- [SOURCE MATERIAL]:
○ ○ ○ ○ ○

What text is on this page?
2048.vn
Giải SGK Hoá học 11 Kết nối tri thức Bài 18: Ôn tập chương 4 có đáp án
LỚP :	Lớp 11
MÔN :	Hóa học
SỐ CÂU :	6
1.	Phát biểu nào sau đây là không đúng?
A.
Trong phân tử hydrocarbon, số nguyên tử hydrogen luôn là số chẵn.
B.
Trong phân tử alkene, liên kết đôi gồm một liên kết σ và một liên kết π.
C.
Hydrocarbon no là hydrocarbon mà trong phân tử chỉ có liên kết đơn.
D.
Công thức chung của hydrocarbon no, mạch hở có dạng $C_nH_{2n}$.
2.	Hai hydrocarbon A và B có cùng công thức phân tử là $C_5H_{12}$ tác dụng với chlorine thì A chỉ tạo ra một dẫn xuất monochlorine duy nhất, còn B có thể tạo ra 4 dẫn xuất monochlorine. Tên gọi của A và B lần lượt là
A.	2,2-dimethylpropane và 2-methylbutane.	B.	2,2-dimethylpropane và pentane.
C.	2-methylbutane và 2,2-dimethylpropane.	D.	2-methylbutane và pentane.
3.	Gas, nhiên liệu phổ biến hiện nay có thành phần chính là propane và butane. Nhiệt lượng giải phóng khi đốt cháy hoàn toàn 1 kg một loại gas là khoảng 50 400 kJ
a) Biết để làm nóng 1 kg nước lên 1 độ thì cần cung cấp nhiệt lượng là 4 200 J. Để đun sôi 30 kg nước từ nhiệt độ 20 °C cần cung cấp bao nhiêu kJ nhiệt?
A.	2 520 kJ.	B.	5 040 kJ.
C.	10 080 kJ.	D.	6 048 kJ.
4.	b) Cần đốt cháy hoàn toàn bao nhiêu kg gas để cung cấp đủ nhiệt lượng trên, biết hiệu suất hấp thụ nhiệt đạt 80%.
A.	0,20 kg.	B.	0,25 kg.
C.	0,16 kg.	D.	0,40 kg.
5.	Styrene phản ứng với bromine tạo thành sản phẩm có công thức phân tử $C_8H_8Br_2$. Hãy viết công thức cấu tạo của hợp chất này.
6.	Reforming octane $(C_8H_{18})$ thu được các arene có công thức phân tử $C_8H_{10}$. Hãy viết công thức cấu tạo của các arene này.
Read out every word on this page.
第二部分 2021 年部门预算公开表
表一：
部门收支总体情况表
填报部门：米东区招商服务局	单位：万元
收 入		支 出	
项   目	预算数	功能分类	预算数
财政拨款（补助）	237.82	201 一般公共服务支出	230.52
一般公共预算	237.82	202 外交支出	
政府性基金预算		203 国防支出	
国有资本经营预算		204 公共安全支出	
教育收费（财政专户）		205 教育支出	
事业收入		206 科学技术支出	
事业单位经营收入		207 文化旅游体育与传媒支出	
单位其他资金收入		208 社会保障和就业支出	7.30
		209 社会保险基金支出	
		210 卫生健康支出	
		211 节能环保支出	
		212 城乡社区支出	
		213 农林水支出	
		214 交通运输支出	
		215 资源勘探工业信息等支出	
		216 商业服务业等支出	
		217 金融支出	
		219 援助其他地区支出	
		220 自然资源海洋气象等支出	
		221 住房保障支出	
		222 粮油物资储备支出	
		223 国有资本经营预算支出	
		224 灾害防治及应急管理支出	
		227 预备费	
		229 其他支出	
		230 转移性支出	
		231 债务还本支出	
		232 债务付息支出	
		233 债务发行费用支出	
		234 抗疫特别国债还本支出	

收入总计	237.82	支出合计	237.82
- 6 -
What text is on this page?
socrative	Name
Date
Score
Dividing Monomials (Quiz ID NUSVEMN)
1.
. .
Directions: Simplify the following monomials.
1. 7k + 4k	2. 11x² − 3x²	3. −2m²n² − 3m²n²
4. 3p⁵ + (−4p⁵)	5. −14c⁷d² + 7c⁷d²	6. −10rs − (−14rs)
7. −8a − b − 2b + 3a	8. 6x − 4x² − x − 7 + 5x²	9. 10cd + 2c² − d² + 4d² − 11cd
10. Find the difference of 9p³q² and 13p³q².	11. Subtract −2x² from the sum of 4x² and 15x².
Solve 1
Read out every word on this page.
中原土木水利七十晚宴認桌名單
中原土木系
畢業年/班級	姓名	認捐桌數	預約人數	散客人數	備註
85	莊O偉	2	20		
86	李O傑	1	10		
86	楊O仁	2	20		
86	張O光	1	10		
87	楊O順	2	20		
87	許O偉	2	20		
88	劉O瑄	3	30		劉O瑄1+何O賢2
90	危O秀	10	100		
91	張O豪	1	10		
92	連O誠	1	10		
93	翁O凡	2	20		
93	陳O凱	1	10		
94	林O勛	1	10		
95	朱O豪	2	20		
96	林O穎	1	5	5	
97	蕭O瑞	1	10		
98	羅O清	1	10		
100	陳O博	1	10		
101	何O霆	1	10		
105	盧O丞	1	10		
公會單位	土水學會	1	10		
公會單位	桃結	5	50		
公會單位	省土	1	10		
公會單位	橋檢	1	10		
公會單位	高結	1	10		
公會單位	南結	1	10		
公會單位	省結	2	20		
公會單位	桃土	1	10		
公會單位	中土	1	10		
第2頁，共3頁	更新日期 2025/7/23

○ ○ ○ ○ ○

Transcribe all of the entries without altering anything.

What text is on this page?
2048.vn
Giải SGK Hoá học 11 Kết nối tri thức Bài 18: Ôn tập chương 4 có đáp án
LỚP :	Lớp 11
MÔN :	Hóa học
SỐ CÂU :	6
1.	Phát biểu nào sau đây là không đúng?
A.
Trong phân tử hydrocarbon, số nguyên tử hydrogen luôn là số chẵn.
B.
Trong phân tử alkene, liên kết đôi gồm một liên kết σ và một liên kết π.
C.
Hydrocarbon no là hydrocarbon mà trong phân tử chỉ có liên kết đơn.
D.
Công thức chung của hydrocarbon no, mạch hở có dạng $C_nH_{2n}$.
2.	Hai hydrocarbon A và B có cùng công thức phân tử là $C_5H_{12}$ tác dụng với chlorine thì A chỉ tạo ra một dẫn xuất monochlorine duy nhất, còn B có thể tạo ra 4 dẫn xuất monochlorine. Tên gọi của A và B lần lượt là
A.	2,2-dimethylpropane và 2-methylbutane.	B.	2,2-dimethylpropane và pentane.
C.	2-methylbutane và 2,2-dimethylpropane.	D.	2-methylbutane và pentane.
3.	Gas, nhiên liệu phổ biến hiện nay có thành phần chính là propane và butane. Nhiệt lượng giải phóng khi đốt cháy hoàn toàn 1 kg một loại gas là khoảng 50 400 kJ
a) Biết để làm nóng 1 kg nước lên 1 độ thì cần cung cấp nhiệt lượng là 4 200 J. Để đun sôi 30 kg nước từ nhiệt độ 20 °C cần cung cấp bao nhiêu kJ nhiệt?
A.	2 520 kJ.	B.	5 040 kJ.
C.	10 080 kJ.	D.	6 048 kJ.
4.	b) Cần đốt cháy hoàn toàn bao nhiêu kg gas để cung cấp đủ nhiệt lượng trên, biết hiệu suất hấp thụ nhiệt đạt 80%.
A.	0,20 kg.	B.	0,25 kg.
C.	0,16 kg.	D.	0,40 kg.
5.	Styrene phản ứng với bromine tạo thành sản phẩm có công thức phân tử $C_8H_8Br_2$. Hãy viết công thức cấu tạo của hợp chất này.
6.	Reforming octane $(C_8H_{18})$ thu được các arene có công thức phân tử $C_8H_{10}$. Hãy viết công thức cấu tạo của các arene này.
Read out every word on this page.
第二部分 2021 年部门预算公开表
表一：
部门收支总体情况表
填报部门：米东区招商服务局	单位：万元
收 入		支 出	
项   目	预算数	功能分类	预算数
财政拨款（补助）	237.82	201 一般公共服务支出	230.52
一般公共预算	237.82	202 外交支出	
政府性基金预算		203 国防支出	
国有资本经营预算		204 公共安全支出	
教育收费（财政专户）		205 教育支出	
事业收入		206 科学技术支出	
事业单位经营收入		207 文化旅游体育与传媒支出	
单位其他资金收入		208 社会保障和就业支出	7.30
		209 社会保险基金支出	
		210 卫生健康支出	
		211 节能环保支出	
		212 城乡社区支出	
		213 农林水支出	
		214 交通运输支出	
		215 资源勘探工业信息等支出	
		216 商业服务业等支出	
		217 金融支出	
		219 援助其他地区支出	
		220 自然资源海洋气象等支出	
		221 住房保障支出	
		222 粮油物资储备支出	
		223 国有资本经营预算支出	
		224 灾害防治及应急管理支出	
		227 预备费	
		229 其他支出	
		230 转移性支出	
		231 债务还本支出	
		232 债务付息支出	
		233 债务发行费用支出	
		234 抗疫特别国债还本支出	

收入总计	237.82	支出合计	237.82
- 6 -
What text is on this page?
socrative	Name
Date
Score
Dividing Monomials (Quiz ID NUSVEMN)
1.
. .
Directions: Simplify the following monomials.
1. 7k + 4k	2. 11x² − 3x²	3. −2m²n² − 3m²n²
4. 3p⁵ + (−4p⁵)	5. −14c⁷d² + 7c⁷d²	6. −10rs − (−14rs)
7. −8a − b − 2b + 3a	8. 6x − 4x² − x − 7 + 5x²	9. 10cd + 2c² − d² + 4d² − 11cd
10. Find the difference of 9p³q² and 13p³q².	11. Subtract −2x² from the sum of 4x² and 15x².
Solve 1
Read out every word on this page.
中原土木水利七十晚宴認桌名單
中原土木系
畢業年/班級	姓名	認捐桌數	預約人數	散客人數	備註
85	莊O偉	2	20		
86	李O傑	1	10		
86	楊O仁	2	20		
86	張O光	1	10		
87	楊O順	2	20		
87	許O偉	2	20		
88	劉O瑄	3	30		劉O瑄1+何O賢2
90	危O秀	10	100		
91	張O豪	1	10		
92	連O誠	1	10		
93	翁O凡	2	20		
93	陳O凱	1	10		
94	林O勛	1	10		
95	朱O豪	2	20		
96	林O穎	1	5	5	
97	蕭O瑞	1	10		
98	羅O清	1	10		
100	陳O博	1	10		
101	何O霆	1	10		
105	盧O丞	1	10		
公會單位	土水學會	1	10		
公會單位	桃結	5	50		
公會單位	省土	1	10		
公會單位	橋檢	1	10		
公會單位	高結	1	10		
公會單位	南結	1	10		
公會單位	省結	2	20		
公會單位	桃土	1	10		
公會單位	中土	1	10		
第2頁，共3頁	更新日期 2025/7/23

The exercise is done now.